**Given task**: Images must not appear in your copy; reproduce every other part of the records exactly.

**Records from a dataset**:
-----
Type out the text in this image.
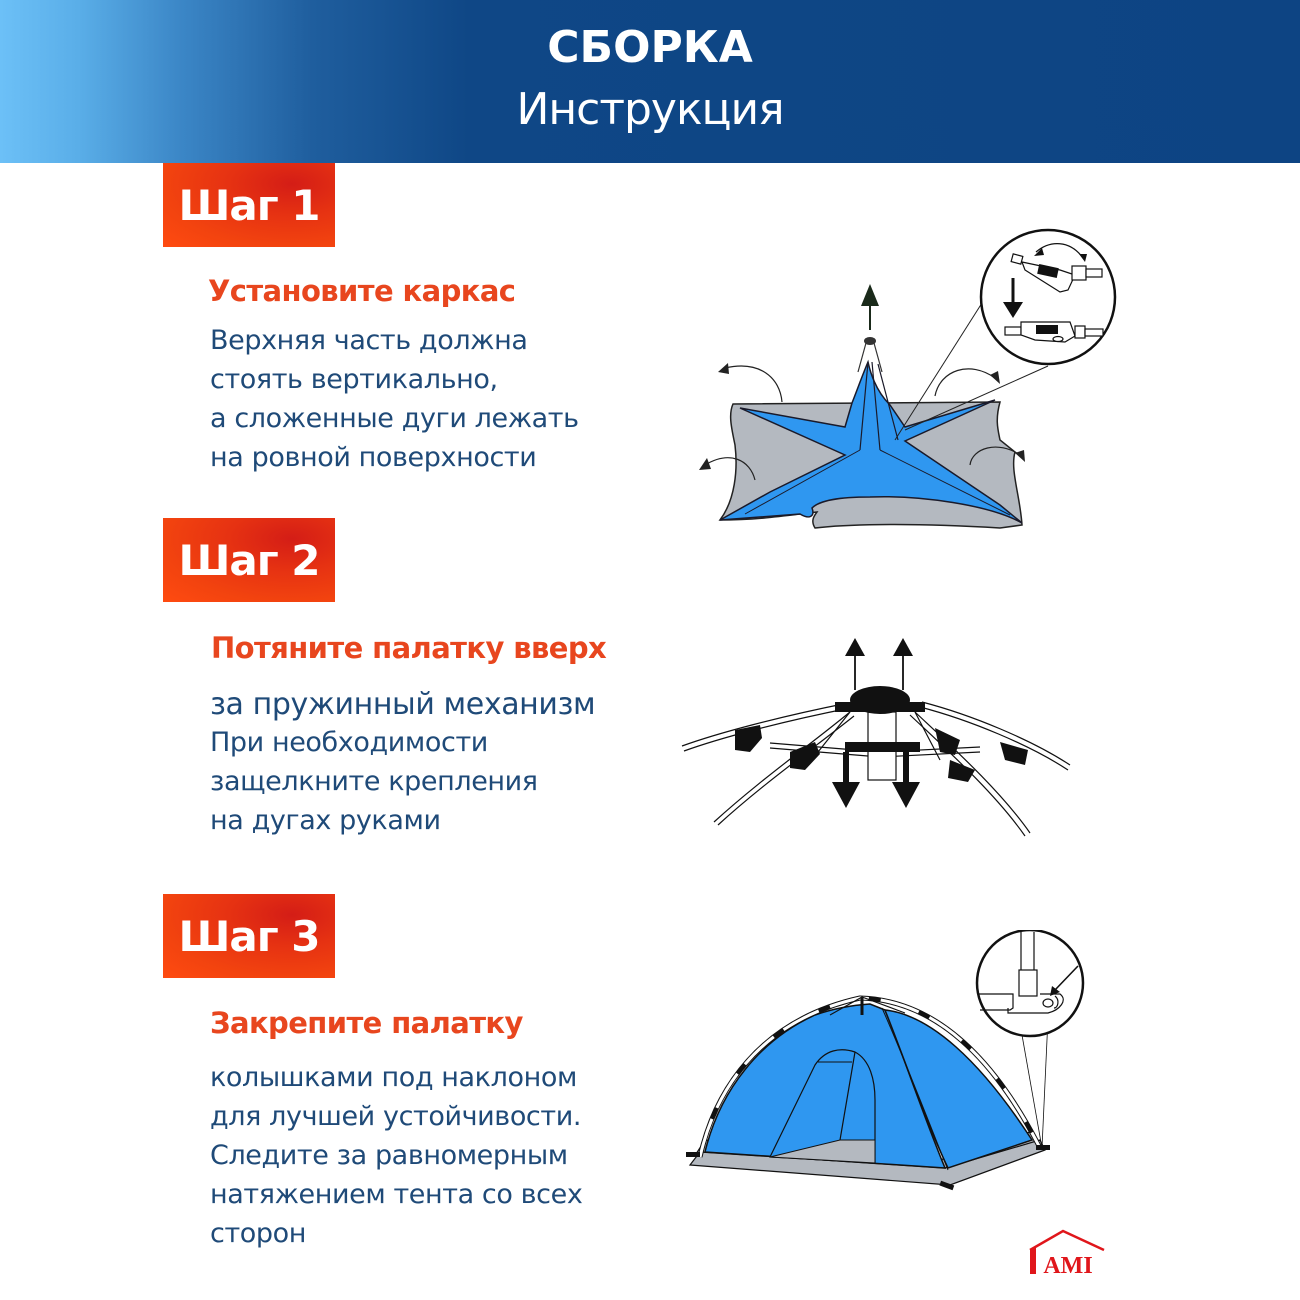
СБОРКА
Инструкция
Шаг 1
Установите каркас
Верхняя часть должна
стоять вертикально,
а сложенные дуги лежать
на ровной поверхности
Шаг 2
Потяните палатку вверх
за пружинный механизм
При необходимости
защелкните крепления
на дугах руками
Шаг 3
Закрепите палатку
колышками под наклоном
для лучшей устойчивости.
Следите за равномерным
натяжением тента со всех
сторон
AMI
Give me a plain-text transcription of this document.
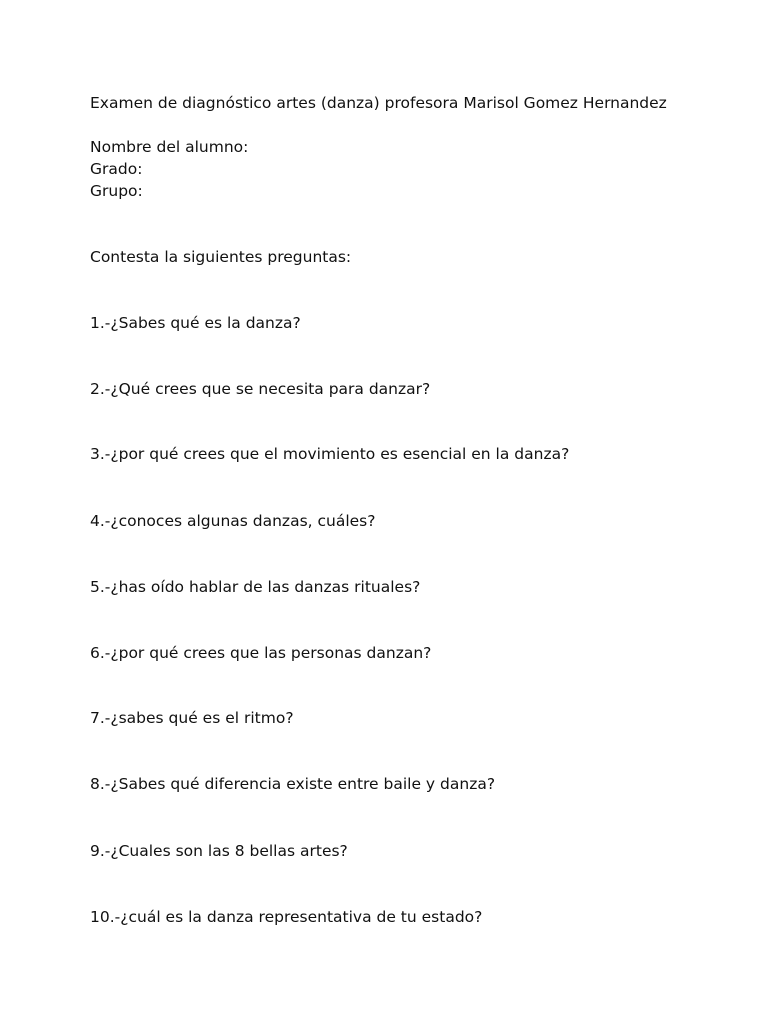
Examen de diagnóstico artes (danza) profesora Marisol Gomez Hernandez
Nombre del alumno:
Grado:
Grupo:
Contesta la siguientes preguntas:
1.-¿Sabes qué es la danza?
2.-¿Qué crees que se necesita para danzar?
3.-¿por qué crees que el movimiento es esencial en la danza?
4.-¿conoces algunas danzas, cuáles?
5.-¿has oído hablar de las danzas rituales?
6.-¿por qué crees que las personas danzan?
7.-¿sabes qué es el ritmo?
8.-¿Sabes qué diferencia existe entre baile y danza?
9.-¿Cuales son las 8 bellas artes?
10.-¿cuál es la danza representativa de tu estado?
-----
**Response**:
Type out the text in this image.
СБОРКА
Инструкция
Шаг 1
Установите каркас
Верхняя часть должна
стоять вертикально,
а сложенные дуги лежать
на ровной поверхности
Шаг 2
Потяните палатку вверх
за пружинный механизм
При необходимости
защелкните крепления
на дугах руками
Шаг 3
Закрепите палатку
колышками под наклоном
для лучшей устойчивости.
Следите за равномерным
натяжением тента со всех
сторон
AMI
Give me a plain-text transcription of this document.
Examen de diagnóstico artes (danza) profesora Marisol Gomez Hernandez
Nombre del alumno:
Grado:
Grupo:
Contesta la siguientes preguntas:
1.-¿Sabes qué es la danza?
2.-¿Qué crees que se necesita para danzar?
3.-¿por qué crees que el movimiento es esencial en la danza?
4.-¿conoces algunas danzas, cuáles?
5.-¿has oído hablar de las danzas rituales?
6.-¿por qué crees que las personas danzan?
7.-¿sabes qué es el ritmo?
8.-¿Sabes qué diferencia existe entre baile y danza?
9.-¿Cuales son las 8 bellas artes?
10.-¿cuál es la danza representativa de tu estado?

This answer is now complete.